__TEXT SEGMENT__
The trust corpus included the sole checking account utilized for marital purposes by the parties; a money market brokerage account; a savings account; stock; the marital home in Miami Lakes, Florida; and a one-half interest in the parties' second residence in Melbourne, Florida.[2]

The trial court ruled that the John Heinrich Trust was the husband's separate property and not subject to equitable distribution. The court concluded that the trust corpus had been derived from the husband's separate income and assets, and that the trust corpus should be treated exclusively as the husband's separate property. We disagree.

Under the equitable distribution statute, marital assets include "[a]ssets acquired... . during the marriage, individually by either spouse or jointly by them... ." § 61.075(5)(a)(1), Fla. Stat. (1991). The statute also states, "All assets acquired ... by either spouse subsequent to the date of the marriage and not specifically established as nonmarital assets ... are presumed to be marital assets... . Such presumption is overcome by a showing that the assets ... are nonmarital assets... ." Id. § 61.075(7).

Since the John Heinrich Trust assets were acquired during the course of the *96 parties' marriage, they are presumptively marital assets. In order to overcome that presumption, the burden was on the husband to show that he was entitled to a special equity in the trust corpus under one or another of the tests set forth in the equitable distribution statute. § 61.075(7), Fla. Stat. (1991); Terreros v. Terreros, 531 So.2d 1058, 1059 (Fla. 3d DCA 1988). The husband argues that it was the wife's burden to show that the John Heinrich Trust corpus was marital in nature; in reality, these assets are presumptively marital, and the burden is on the husband to show the contrary.

__DATASET CONTENT__
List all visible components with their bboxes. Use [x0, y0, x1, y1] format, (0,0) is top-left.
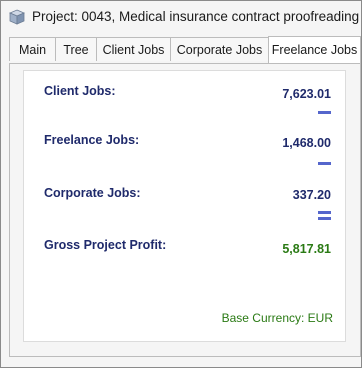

__GIVEN REQUEST__
Resume the court opinion on the Heinrich trust, starting after its last sentence. The listing has no connection to the court opinion on the Heinrich trust.

__ANSWER TO THE TASK__
Under the equitable distribution statute, nonmarital assets include "[a]ssets acquired ... by either party prior to the marriage, and assets acquired ... in exchange for such assets... ." Id. § 61.075(5)(b)(1). The husband testified that when the John Heinrich Trust was initially set up, he utilized approximately $62,500 of his separate premarital funds to make the initial purchases of stock for the trust. He also testified that he transferred one specific premarital stock worth $7,844 into the trust. To the extent of those contributions, the husband is entitled to a special equity in the stock held in the John Heinrich Trust. The trial court also found that the parties' Miami Lakes home (which was placed in the trust) was acquired entirely from the husband's nonmarital assets. Again, the husband is entitled to a special equity accordingly. To this extent we agree with the trial court.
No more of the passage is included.